Figure record listings:
------------------------------------
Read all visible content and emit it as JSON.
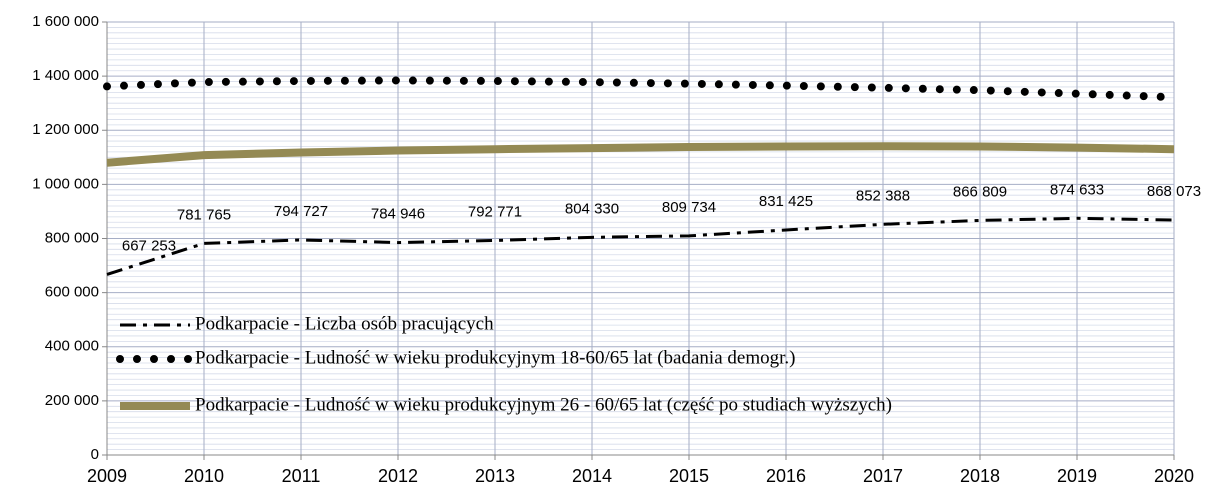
{
  "chart_data": {
    "type": "line",
    "x": [
      2009,
      2010,
      2011,
      2012,
      2013,
      2014,
      2015,
      2016,
      2017,
      2018,
      2019,
      2020
    ],
    "xlim": [
      2009,
      2020
    ],
    "xticks": [
      2009,
      2010,
      2011,
      2012,
      2013,
      2014,
      2015,
      2016,
      2017,
      2018,
      2019,
      2020
    ],
    "ylim": [
      0,
      1600000
    ],
    "yticks": [
      0,
      {
        "value": 200000,
        "label": "200 000"
      },
      {
        "value": 400000,
        "label": "400 000"
      },
      {
        "value": 600000,
        "label": "600 000"
      },
      {
        "value": 800000,
        "label": "800 000"
      },
      {
        "value": 1000000,
        "label": "1 000 000"
      },
      {
        "value": 1200000,
        "label": "1 200 000"
      },
      {
        "value": 1400000,
        "label": "1 400 000"
      },
      {
        "value": 1600000,
        "label": "1 600 000"
      }
    ],
    "grid": true,
    "legend": "lower left",
    "series": [
      {
        "name": "Podkarpacie - Liczba osób pracujących",
        "color": "#000000",
        "line_style": "dashdot",
        "values": [
          667253,
          781765,
          794727,
          784946,
          792771,
          804330,
          809734,
          831425,
          852388,
          866809,
          874633,
          868073
        ],
        "value_labels": [
          "667 253",
          "781 765",
          "794 727",
          "784 946",
          "792 771",
          "804 330",
          "809 734",
          "831 425",
          "852 388",
          "866 809",
          "874 633",
          "868 073"
        ]
      },
      {
        "name": "Podkarpacie - Ludność w wieku produkcyjnym 18-60/65 lat (badania demogr.)",
        "color": "#000000",
        "line_style": "dotted",
        "values": [
          1362000,
          1378000,
          1382000,
          1384000,
          1382000,
          1378000,
          1372000,
          1365000,
          1357000,
          1348000,
          1335000,
          1322000
        ]
      },
      {
        "name": "Podkarpacie - Ludność w wieku produkcyjnym 26 - 60/65 lat (część po studiach wyższych)",
        "color": "#948a54",
        "line_style": "solid",
        "values": [
          1080000,
          1108000,
          1118000,
          1125000,
          1130000,
          1134000,
          1138000,
          1140000,
          1141000,
          1140000,
          1136000,
          1130000
        ]
      }
    ]
  }
}
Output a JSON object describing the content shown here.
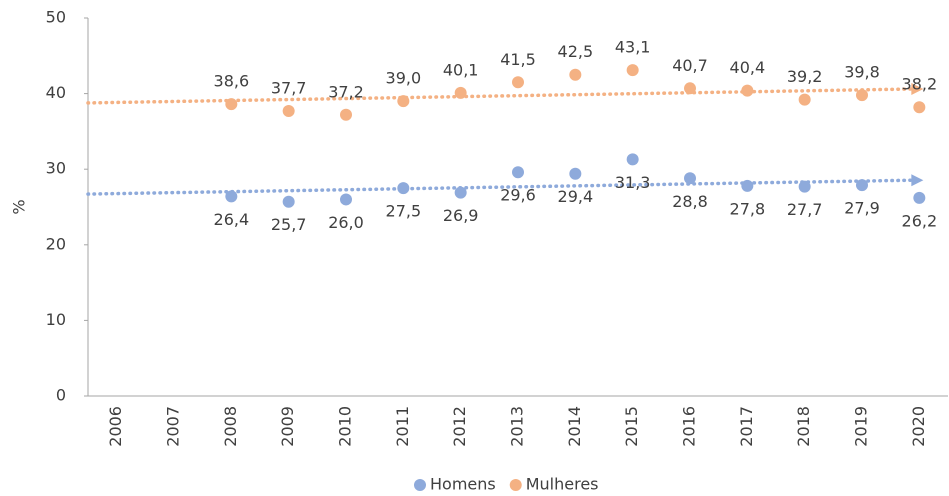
{
  "chart_data": {
    "type": "scatter",
    "categories": [
      "2006",
      "2007",
      "2008",
      "2009",
      "2010",
      "2011",
      "2012",
      "2013",
      "2014",
      "2015",
      "2016",
      "2017",
      "2018",
      "2019",
      "2020"
    ],
    "ylabel": "%",
    "ylim": [
      0,
      50
    ],
    "yticks": [
      0,
      10,
      20,
      30,
      40,
      50
    ],
    "trendline": true,
    "legend": "bottom",
    "series": [
      {
        "name": "Homens",
        "color": "#8eaadb",
        "labels": "below",
        "values": [
          null,
          null,
          26.4,
          25.7,
          26.0,
          27.5,
          26.9,
          29.6,
          29.4,
          31.3,
          28.8,
          27.8,
          27.7,
          27.9,
          26.2
        ],
        "value_labels": [
          null,
          null,
          "26,4",
          "25,7",
          "26,0",
          "27,5",
          "26,9",
          "29,6",
          "29,4",
          "31,3",
          "28,8",
          "27,8",
          "27,7",
          "27,9",
          "26,2"
        ]
      },
      {
        "name": "Mulheres",
        "color": "#f4b183",
        "labels": "above",
        "values": [
          null,
          null,
          38.6,
          37.7,
          37.2,
          39.0,
          40.1,
          41.5,
          42.5,
          43.1,
          40.7,
          40.4,
          39.2,
          39.8,
          38.2
        ],
        "value_labels": [
          null,
          null,
          "38,6",
          "37,7",
          "37,2",
          "39,0",
          "40,1",
          "41,5",
          "42,5",
          "43,1",
          "40,7",
          "40,4",
          "39,2",
          "39,8",
          "38,2"
        ]
      }
    ]
  }
}
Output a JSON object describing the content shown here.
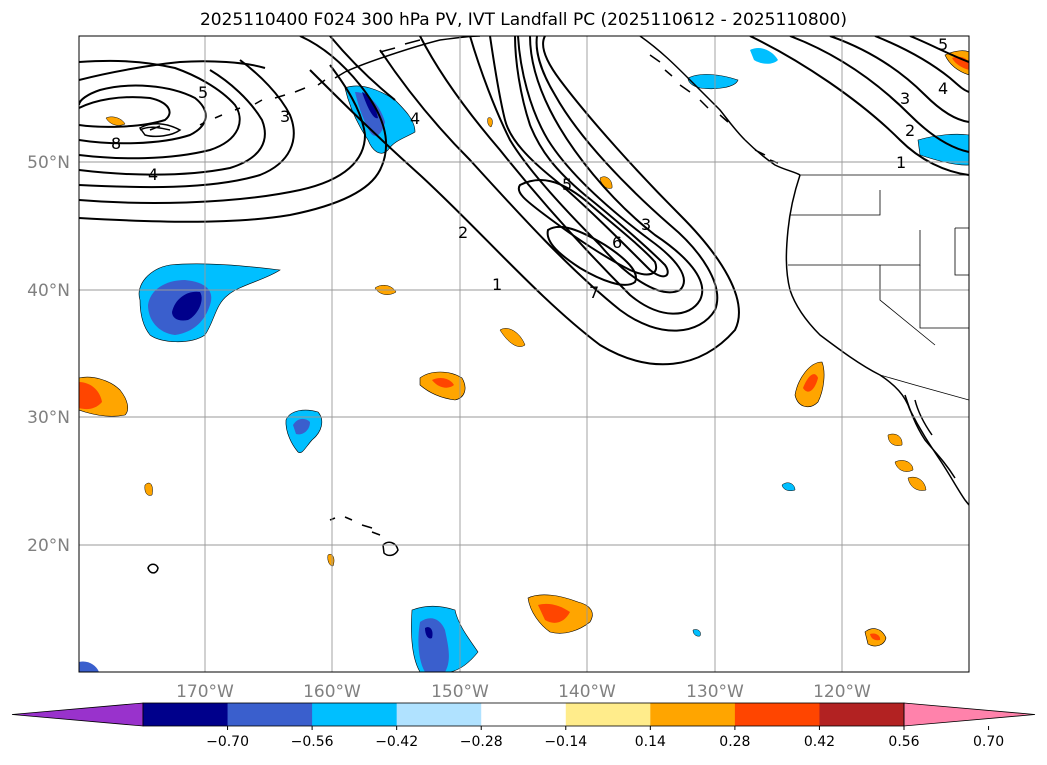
{
  "title": "2025110400 F024 300 hPa PV, IVT Landfall PC (2025110612 - 2025110800)",
  "lat_labels": [
    "50°N",
    "40°N",
    "30°N",
    "20°N"
  ],
  "lon_labels": [
    "170°W",
    "160°W",
    "150°W",
    "140°W",
    "130°W",
    "120°W"
  ],
  "colorbar": {
    "colors": [
      "#9932cc",
      "#00008b",
      "#3a5fcd",
      "#00bfff",
      "#b0e2ff",
      "#ffffff",
      "#ffec8b",
      "#ffa500",
      "#ff4500",
      "#b22222",
      "#ff82ab"
    ],
    "tick_labels": [
      "−0.70",
      "−0.56",
      "−0.42",
      "−0.28",
      "−0.14",
      "0.14",
      "0.28",
      "0.42",
      "0.56",
      "0.70"
    ]
  },
  "contour_labels": [
    "5",
    "3",
    "4",
    "6",
    "1",
    "2",
    "7",
    "8"
  ],
  "palette": {
    "neg_strong": "#00008b",
    "neg_mid": "#3a5fcd",
    "neg_light": "#00bfff",
    "pos_light": "#ffa500",
    "pos_strong": "#ff4500"
  }
}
------------------------------------
GIVEN REQUEST:
In the material above, find each line that contains the word "Podkarpacie", and select it.

FINAL RESULT:
        "name": "Podkarpacie - Liczba osób pracujących",
        "name": "Podkarpacie - Ludność w wieku produkcyjnym 18-60/65 lat (badania demogr.)",
        "name": "Podkarpacie - Ludność w wieku produkcyjnym 26 - 60/65 lat (część po studiach wyższych)",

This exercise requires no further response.